Problem: For the listing below, give the count of lines containing the string "title" and nothing else.
── Records supplied ──
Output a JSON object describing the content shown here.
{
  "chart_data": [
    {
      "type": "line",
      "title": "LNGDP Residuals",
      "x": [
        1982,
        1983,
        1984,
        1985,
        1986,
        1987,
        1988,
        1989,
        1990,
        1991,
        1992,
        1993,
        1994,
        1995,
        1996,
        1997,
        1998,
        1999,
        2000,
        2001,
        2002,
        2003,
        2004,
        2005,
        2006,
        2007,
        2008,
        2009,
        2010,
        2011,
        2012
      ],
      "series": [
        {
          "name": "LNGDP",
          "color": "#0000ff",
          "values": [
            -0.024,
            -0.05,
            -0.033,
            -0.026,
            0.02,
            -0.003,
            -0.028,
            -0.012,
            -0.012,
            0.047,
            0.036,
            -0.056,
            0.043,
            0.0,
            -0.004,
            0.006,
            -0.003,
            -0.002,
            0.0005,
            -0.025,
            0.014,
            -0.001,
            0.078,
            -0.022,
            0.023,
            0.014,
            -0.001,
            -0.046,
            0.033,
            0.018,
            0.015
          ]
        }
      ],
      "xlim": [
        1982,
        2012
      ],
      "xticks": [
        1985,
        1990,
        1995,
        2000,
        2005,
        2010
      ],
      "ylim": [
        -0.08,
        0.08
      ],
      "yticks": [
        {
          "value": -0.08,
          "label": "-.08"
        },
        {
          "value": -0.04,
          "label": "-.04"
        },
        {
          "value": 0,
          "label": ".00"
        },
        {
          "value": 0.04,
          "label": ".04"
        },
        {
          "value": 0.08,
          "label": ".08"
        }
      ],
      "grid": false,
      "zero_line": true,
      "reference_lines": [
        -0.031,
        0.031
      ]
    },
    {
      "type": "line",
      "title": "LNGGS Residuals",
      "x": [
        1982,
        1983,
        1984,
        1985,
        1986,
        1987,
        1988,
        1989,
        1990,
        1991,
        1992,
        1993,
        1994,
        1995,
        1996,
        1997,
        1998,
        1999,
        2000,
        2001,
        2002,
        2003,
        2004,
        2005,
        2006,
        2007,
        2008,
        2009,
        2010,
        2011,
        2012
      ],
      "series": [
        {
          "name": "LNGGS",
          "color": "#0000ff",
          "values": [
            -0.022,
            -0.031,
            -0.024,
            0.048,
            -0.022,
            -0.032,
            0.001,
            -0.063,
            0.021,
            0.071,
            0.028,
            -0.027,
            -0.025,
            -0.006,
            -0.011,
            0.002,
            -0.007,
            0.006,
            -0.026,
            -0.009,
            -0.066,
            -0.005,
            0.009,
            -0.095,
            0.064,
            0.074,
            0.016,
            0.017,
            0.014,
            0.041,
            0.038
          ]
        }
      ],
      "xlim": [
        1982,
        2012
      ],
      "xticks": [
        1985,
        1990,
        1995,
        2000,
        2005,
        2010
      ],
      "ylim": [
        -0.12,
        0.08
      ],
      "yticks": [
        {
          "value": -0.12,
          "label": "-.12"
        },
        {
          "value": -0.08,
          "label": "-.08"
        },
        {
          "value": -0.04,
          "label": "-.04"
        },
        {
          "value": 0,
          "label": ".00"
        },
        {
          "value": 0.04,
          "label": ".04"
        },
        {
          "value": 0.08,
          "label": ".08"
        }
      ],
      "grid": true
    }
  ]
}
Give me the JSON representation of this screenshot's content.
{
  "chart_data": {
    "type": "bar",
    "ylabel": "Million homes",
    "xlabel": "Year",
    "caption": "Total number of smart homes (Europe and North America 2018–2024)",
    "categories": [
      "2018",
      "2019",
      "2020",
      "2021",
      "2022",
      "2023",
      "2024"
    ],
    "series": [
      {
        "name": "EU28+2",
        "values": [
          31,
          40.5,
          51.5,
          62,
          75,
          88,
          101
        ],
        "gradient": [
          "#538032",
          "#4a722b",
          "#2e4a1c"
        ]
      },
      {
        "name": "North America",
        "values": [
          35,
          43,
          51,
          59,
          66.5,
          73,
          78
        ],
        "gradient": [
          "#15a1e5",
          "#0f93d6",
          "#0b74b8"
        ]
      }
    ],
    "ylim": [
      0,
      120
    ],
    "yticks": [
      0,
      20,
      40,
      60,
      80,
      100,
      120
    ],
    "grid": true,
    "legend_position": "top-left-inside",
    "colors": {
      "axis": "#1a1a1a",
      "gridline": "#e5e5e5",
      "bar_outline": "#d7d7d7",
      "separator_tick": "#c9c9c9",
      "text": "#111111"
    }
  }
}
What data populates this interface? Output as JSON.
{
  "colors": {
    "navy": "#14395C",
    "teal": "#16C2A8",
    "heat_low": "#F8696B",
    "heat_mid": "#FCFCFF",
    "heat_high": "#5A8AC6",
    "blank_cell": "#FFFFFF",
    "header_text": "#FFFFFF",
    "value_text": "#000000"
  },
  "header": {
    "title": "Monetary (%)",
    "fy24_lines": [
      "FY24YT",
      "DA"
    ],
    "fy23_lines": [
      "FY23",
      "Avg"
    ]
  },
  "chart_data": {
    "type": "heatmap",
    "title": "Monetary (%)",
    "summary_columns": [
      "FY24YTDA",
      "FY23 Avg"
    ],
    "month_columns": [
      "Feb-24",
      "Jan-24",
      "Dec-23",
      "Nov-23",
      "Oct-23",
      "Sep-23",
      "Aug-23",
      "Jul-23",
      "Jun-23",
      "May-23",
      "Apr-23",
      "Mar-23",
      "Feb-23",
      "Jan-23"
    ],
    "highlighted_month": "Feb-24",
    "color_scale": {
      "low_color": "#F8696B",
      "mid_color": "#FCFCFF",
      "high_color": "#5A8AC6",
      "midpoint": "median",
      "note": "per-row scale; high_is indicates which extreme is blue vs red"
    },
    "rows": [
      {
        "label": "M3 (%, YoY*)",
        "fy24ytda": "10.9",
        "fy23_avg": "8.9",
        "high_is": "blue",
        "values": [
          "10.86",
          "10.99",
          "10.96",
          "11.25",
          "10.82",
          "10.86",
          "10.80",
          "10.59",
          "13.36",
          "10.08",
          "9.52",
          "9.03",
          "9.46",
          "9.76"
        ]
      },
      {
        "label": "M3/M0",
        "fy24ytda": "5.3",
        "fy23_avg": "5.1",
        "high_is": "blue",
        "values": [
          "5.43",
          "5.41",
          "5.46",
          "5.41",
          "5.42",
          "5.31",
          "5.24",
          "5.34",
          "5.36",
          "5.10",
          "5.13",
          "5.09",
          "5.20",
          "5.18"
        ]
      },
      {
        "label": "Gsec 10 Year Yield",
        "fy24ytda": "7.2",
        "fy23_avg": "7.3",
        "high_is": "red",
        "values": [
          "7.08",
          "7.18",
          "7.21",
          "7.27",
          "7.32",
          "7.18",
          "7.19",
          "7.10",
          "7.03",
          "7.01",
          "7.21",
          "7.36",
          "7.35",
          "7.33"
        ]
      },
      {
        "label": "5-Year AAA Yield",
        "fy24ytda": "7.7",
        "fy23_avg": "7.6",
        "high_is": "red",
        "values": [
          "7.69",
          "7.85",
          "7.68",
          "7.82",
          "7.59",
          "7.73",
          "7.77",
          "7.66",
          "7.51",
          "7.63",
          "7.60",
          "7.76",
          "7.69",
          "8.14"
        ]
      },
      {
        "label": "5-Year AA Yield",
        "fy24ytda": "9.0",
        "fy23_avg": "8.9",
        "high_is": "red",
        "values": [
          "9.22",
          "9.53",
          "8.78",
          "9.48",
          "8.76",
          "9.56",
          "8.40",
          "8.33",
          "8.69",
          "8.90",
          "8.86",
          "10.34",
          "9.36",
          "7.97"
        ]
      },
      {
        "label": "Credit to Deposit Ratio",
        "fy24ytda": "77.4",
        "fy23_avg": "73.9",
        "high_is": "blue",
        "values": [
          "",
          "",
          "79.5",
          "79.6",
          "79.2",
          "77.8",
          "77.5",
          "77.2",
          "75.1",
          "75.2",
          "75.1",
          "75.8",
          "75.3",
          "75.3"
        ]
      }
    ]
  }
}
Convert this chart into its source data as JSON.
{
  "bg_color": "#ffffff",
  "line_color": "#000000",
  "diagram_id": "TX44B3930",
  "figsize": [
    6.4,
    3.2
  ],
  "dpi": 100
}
───
Answer to the task: 4